┌──

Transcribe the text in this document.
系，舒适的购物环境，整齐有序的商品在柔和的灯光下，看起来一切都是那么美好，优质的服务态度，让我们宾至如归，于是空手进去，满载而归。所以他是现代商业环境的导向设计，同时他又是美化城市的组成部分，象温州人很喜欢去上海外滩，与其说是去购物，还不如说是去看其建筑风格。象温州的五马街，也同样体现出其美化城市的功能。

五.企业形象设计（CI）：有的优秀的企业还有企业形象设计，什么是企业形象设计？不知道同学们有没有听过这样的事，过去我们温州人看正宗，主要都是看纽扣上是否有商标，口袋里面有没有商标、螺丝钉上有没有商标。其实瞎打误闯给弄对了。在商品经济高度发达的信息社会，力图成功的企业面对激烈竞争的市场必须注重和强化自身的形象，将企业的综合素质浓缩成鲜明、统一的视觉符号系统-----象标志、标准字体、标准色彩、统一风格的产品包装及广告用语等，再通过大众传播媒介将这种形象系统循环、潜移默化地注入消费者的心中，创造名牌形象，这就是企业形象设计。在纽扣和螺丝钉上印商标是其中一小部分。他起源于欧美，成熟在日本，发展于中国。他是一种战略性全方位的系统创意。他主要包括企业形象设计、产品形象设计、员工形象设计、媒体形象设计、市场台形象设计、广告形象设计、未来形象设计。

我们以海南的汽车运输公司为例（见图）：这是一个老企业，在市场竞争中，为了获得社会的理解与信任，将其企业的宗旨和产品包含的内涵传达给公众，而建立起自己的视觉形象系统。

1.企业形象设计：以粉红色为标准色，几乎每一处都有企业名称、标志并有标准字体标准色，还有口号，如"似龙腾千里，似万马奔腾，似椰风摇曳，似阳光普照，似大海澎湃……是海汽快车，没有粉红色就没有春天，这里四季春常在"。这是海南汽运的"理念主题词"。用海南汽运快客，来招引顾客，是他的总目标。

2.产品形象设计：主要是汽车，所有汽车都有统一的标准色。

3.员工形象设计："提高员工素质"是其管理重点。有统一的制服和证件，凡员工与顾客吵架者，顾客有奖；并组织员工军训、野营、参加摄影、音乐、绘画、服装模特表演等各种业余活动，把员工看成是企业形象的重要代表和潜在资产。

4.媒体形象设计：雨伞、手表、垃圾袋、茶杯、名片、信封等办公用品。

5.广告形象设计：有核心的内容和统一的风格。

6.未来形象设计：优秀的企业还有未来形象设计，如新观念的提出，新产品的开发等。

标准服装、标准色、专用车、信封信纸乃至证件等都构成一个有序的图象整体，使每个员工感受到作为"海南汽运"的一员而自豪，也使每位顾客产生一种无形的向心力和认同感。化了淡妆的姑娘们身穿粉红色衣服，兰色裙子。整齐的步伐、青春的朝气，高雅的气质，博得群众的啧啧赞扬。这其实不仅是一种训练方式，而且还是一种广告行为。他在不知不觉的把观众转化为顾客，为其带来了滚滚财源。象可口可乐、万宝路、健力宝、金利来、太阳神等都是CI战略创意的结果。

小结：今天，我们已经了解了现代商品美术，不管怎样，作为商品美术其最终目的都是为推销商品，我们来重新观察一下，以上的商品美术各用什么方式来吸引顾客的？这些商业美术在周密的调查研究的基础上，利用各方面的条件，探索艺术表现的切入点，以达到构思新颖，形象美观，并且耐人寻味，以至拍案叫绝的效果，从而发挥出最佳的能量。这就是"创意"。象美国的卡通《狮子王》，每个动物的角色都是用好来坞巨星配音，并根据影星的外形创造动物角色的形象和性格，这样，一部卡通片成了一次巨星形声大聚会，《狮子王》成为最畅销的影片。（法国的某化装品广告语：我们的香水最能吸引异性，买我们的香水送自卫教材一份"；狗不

└──

Stated goal:
Reproduce all of the data exactly as given.

Exercise output:
Transcribe the text in this document.
系，舒适的购物环境，整齐有序的商品在柔和的灯光下，看起来一切都是那么美好，优质的服务态度，让我们宾至如归，于是空手进去，满载而归。所以他是现代商业环境的导向设计，同时他又是美化城市的组成部分，象温州人很喜欢去上海外滩，与其说是去购物，还不如说是去看其建筑风格。象温州的五马街，也同样体现出其美化城市的功能。

五.企业形象设计（CI）：有的优秀的企业还有企业形象设计，什么是企业形象设计？不知道同学们有没有听过这样的事，过去我们温州人看正宗，主要都是看纽扣上是否有商标，口袋里面有没有商标、螺丝钉上有没有商标。其实瞎打误闯给弄对了。在商品经济高度发达的信息社会，力图成功的企业面对激烈竞争的市场必须注重和强化自身的形象，将企业的综合素质浓缩成鲜明、统一的视觉符号系统-----象标志、标准字体、标准色彩、统一风格的产品包装及广告用语等，再通过大众传播媒介将这种形象系统循环、潜移默化地注入消费者的心中，创造名牌形象，这就是企业形象设计。在纽扣和螺丝钉上印商标是其中一小部分。他起源于欧美，成熟在日本，发展于中国。他是一种战略性全方位的系统创意。他主要包括企业形象设计、产品形象设计、员工形象设计、媒体形象设计、市场台形象设计、广告形象设计、未来形象设计。

我们以海南的汽车运输公司为例（见图）：这是一个老企业，在市场竞争中，为了获得社会的理解与信任，将其企业的宗旨和产品包含的内涵传达给公众，而建立起自己的视觉形象系统。

1.企业形象设计：以粉红色为标准色，几乎每一处都有企业名称、标志并有标准字体标准色，还有口号，如"似龙腾千里，似万马奔腾，似椰风摇曳，似阳光普照，似大海澎湃……是海汽快车，没有粉红色就没有春天，这里四季春常在"。这是海南汽运的"理念主题词"。用海南汽运快客，来招引顾客，是他的总目标。

2.产品形象设计：主要是汽车，所有汽车都有统一的标准色。

3.员工形象设计："提高员工素质"是其管理重点。有统一的制服和证件，凡员工与顾客吵架者，顾客有奖；并组织员工军训、野营、参加摄影、音乐、绘画、服装模特表演等各种业余活动，把员工看成是企业形象的重要代表和潜在资产。

4.媒体形象设计：雨伞、手表、垃圾袋、茶杯、名片、信封等办公用品。

5.广告形象设计：有核心的内容和统一的风格。

6.未来形象设计：优秀的企业还有未来形象设计，如新观念的提出，新产品的开发等。

标准服装、标准色、专用车、信封信纸乃至证件等都构成一个有序的图象整体，使每个员工感受到作为"海南汽运"的一员而自豪，也使每位顾客产生一种无形的向心力和认同感。化了淡妆的姑娘们身穿粉红色衣服，兰色裙子。整齐的步伐、青春的朝气，高雅的气质，博得群众的啧啧赞扬。这其实不仅是一种训练方式，而且还是一种广告行为。他在不知不觉的把观众转化为顾客，为其带来了滚滚财源。象可口可乐、万宝路、健力宝、金利来、太阳神等都是CI战略创意的结果。

小结：今天，我们已经了解了现代商品美术，不管怎样，作为商品美术其最终目的都是为推销商品，我们来重新观察一下，以上的商品美术各用什么方式来吸引顾客的？这些商业美术在周密的调查研究的基础上，利用各方面的条件，探索艺术表现的切入点，以达到构思新颖，形象美观，并且耐人寻味，以至拍案叫绝的效果，从而发挥出最佳的能量。这就是"创意"。象美国的卡通《狮子王》，每个动物的角色都是用好来坞巨星配音，并根据影星的外形创造动物角色的形象和性格，这样，一部卡通片成了一次巨星形声大聚会，《狮子王》成为最畅销的影片。（法国的某化装品广告语：我们的香水最能吸引异性，买我们的香水送自卫教材一份"；狗不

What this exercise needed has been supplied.